[Source data]
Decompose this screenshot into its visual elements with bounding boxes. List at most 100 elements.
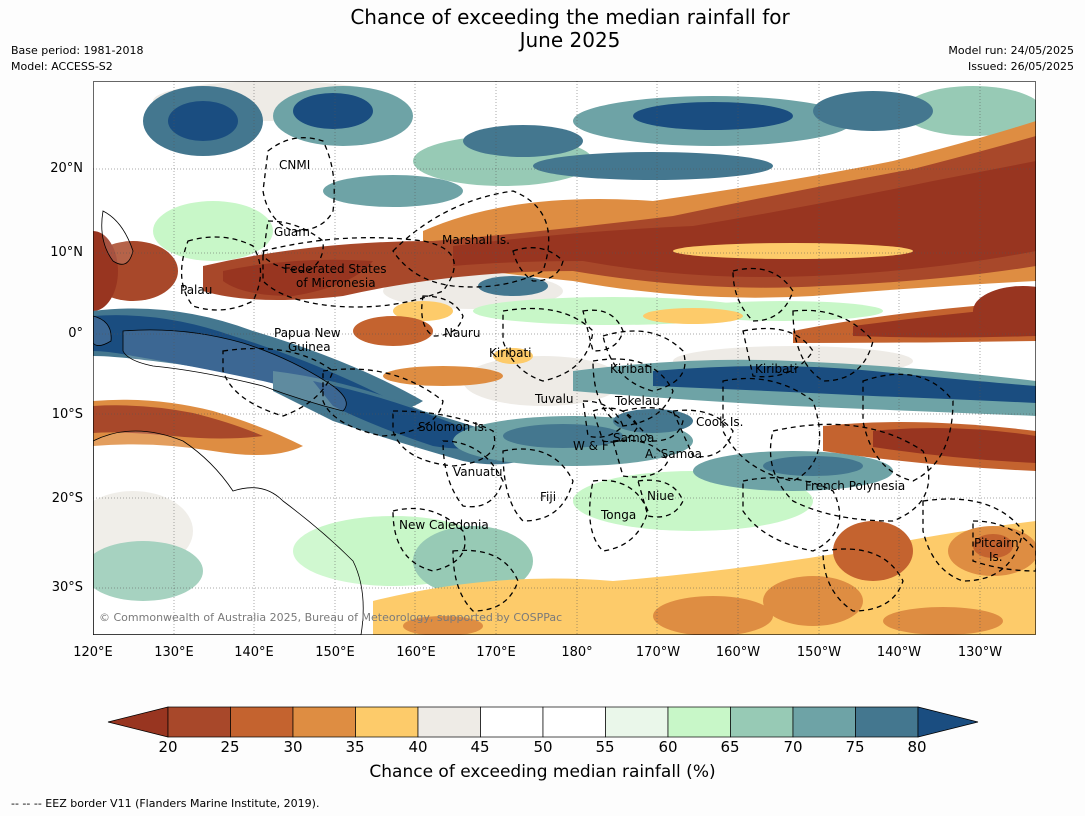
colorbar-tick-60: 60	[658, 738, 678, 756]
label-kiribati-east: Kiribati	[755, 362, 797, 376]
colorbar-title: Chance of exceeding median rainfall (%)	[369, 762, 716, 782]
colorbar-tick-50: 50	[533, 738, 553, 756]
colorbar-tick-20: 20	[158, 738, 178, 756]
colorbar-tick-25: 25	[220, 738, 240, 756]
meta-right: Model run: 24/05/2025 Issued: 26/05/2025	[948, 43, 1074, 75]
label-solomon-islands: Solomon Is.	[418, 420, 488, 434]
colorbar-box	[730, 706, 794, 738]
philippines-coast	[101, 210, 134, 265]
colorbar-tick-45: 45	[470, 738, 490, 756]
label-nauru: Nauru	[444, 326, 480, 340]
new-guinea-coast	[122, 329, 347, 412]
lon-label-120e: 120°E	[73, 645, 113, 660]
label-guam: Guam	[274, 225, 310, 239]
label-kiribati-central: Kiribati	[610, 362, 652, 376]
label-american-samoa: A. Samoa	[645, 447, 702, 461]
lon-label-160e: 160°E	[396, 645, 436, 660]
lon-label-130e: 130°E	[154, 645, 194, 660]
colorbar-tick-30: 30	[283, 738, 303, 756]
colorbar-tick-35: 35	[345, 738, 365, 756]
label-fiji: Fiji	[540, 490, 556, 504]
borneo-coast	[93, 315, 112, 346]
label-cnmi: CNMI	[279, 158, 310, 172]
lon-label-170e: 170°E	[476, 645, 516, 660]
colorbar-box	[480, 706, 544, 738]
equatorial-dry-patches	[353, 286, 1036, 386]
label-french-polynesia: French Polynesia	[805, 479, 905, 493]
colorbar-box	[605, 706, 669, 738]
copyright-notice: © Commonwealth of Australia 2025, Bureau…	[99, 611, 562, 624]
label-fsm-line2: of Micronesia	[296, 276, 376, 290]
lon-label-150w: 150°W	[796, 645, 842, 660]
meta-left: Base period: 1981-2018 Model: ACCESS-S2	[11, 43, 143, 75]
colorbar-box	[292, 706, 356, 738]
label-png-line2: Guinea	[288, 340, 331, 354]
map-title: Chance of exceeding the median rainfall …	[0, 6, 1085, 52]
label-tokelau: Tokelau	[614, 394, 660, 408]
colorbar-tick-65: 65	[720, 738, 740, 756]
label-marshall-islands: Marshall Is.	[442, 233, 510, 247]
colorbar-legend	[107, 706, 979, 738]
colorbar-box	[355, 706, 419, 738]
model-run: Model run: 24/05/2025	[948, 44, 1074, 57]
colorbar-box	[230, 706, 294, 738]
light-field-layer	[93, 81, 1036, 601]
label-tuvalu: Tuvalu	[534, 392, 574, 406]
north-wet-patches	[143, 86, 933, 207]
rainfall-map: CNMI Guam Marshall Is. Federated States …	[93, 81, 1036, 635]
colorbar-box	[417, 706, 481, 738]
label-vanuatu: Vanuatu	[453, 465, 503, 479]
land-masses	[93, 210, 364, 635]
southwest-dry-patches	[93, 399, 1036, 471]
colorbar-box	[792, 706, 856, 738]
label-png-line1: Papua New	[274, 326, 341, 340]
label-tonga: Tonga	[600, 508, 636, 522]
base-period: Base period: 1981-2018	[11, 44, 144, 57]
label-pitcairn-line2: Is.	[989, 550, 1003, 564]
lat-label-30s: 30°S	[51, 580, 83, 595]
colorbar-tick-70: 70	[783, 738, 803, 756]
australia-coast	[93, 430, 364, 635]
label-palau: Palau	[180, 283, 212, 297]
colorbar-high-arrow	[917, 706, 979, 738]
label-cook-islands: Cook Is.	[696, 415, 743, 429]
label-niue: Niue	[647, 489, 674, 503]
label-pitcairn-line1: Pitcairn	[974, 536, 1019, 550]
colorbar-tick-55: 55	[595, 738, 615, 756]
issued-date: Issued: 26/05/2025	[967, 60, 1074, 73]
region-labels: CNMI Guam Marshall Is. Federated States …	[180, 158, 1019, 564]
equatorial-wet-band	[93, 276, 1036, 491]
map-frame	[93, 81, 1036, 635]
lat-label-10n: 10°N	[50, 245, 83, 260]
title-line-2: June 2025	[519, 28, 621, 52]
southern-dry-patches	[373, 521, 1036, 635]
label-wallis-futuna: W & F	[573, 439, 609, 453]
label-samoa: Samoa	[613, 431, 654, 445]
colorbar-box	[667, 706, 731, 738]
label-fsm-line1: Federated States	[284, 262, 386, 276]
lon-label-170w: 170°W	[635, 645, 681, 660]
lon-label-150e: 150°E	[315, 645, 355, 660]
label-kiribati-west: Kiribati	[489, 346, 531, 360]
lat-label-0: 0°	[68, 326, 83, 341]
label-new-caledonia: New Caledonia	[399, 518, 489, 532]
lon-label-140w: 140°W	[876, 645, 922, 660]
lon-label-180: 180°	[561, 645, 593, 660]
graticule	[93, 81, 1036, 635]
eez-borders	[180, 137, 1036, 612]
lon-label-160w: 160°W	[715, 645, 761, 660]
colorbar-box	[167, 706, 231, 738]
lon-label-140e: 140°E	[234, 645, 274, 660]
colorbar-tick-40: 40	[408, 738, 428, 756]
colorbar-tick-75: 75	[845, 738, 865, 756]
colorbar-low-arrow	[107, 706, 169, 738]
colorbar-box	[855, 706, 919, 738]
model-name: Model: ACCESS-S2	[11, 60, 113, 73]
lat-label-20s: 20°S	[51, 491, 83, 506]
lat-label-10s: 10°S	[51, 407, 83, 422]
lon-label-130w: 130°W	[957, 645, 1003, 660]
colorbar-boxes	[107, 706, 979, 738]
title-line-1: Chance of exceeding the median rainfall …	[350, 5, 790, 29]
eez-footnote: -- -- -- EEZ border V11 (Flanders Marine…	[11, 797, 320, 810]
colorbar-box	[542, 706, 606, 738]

* * *

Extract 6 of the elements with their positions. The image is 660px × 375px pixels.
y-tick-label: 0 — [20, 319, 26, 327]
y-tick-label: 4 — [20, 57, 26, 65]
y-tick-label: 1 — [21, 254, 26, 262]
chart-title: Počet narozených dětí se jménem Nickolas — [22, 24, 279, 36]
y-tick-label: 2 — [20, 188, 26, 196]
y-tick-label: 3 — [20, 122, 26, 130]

_WHAT THE EXERCISE ASKS:_ Update the lines starting at the one that has "Extract 6 of" and stopping after the one that has "y-tick-label: 3 — [20, 122, 26, 130]" by replacing "positions" with "coordinates" and leaving everything else unchanged.

_SOLUTION TO THE PROBLEM:_
Extract 6 of the elements with their coordinates. The image is 660px × 375px pixels.
y-tick-label: 0 — [20, 319, 26, 327]
y-tick-label: 4 — [20, 57, 26, 65]
y-tick-label: 1 — [21, 254, 26, 262]
chart-title: Počet narozených dětí se jménem Nickolas — [22, 24, 279, 36]
y-tick-label: 2 — [20, 188, 26, 196]
y-tick-label: 3 — [20, 122, 26, 130]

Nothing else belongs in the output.